*WORK INSTRUCTIONS*. Copy each line with the word "字迹工整" in it.

==*==

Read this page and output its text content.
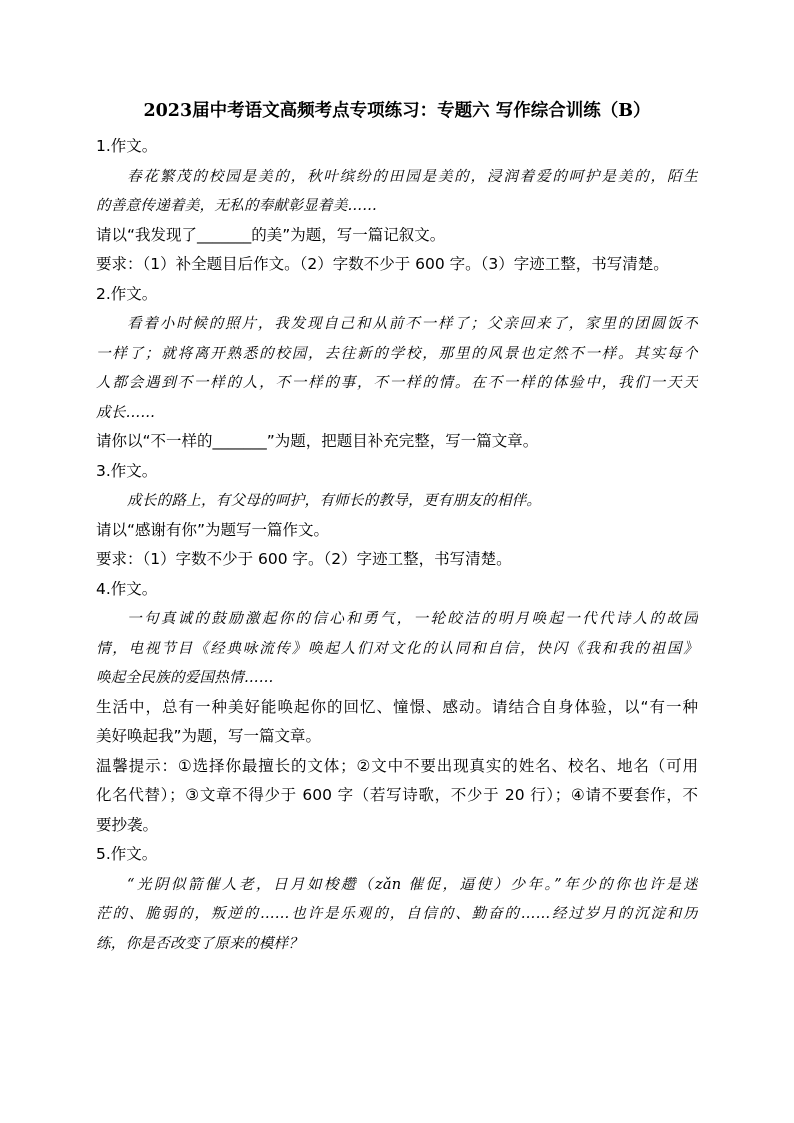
2023届中考语文高频考点专项练习：专题六 写作综合训练（B）
1.作文。
春花繁茂的校园是美的，秋叶缤纷的田园是美的，浸润着爱的呵护是美的，陌生
的善意传递着美，无私的奉献彰显着美……
请以“我发现了_______的美”为题，写一篇记叙文。
要求：（1）补全题目后作文。（2）字数不少于 600 字。（3）字迹工整，书写清楚。
2.作文。
看着小时候的照片，我发现自己和从前不一样了；父亲回来了，家里的团圆饭不
一样了；就将离开熟悉的校园，去往新的学校，那里的风景也定然不一样。其实每个
人都会遇到不一样的人，不一样的事，不一样的情。在不一样的体验中，我们一天天
成长……
请你以“不一样的_______”为题，把题目补充完整，写一篇文章。
3.作文。
成长的路上，有父母的呵护，有师长的教导，更有朋友的相伴。
请以“感谢有你”为题写一篇作文。
要求：（1）字数不少于 600 字。（2）字迹工整，书写清楚。
4.作文。
一句真诚的鼓励激起你的信心和勇气，一轮皎洁的明月唤起一代代诗人的故园
情，电视节目《经典咏流传》唤起人们对文化的认同和自信，快闪《我和我的祖国》
唤起全民族的爱国热情……
生活中，总有一种美好能唤起你的回忆、憧憬、感动。请结合自身体验，以“有一种
美好唤起我”为题，写一篇文章。
温馨提示：①选择你最擅长的文体；②文中不要出现真实的姓名、校名、地名（可用
化名代替）；③文章不得少于 600 字（若写诗歌，不少于 20 行）；④请不要套作，不
要抄袭。
5.作文。
“光阴似箭催人老，日月如梭趱（zǎn 催促，逼使）少年。”年少的你也许是迷
茫的、脆弱的，叛逆的……也许是乐观的，自信的、勤奋的……经过岁月的沉淀和历
练，你是否改变了原来的模样？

==*==

*COMPLETED TASK*.
要求：（1）补全题目后作文。（2）字数不少于 600 字。（3）字迹工整，书写清楚。
要求：（1）字数不少于 600 字。（2）字迹工整，书写清楚。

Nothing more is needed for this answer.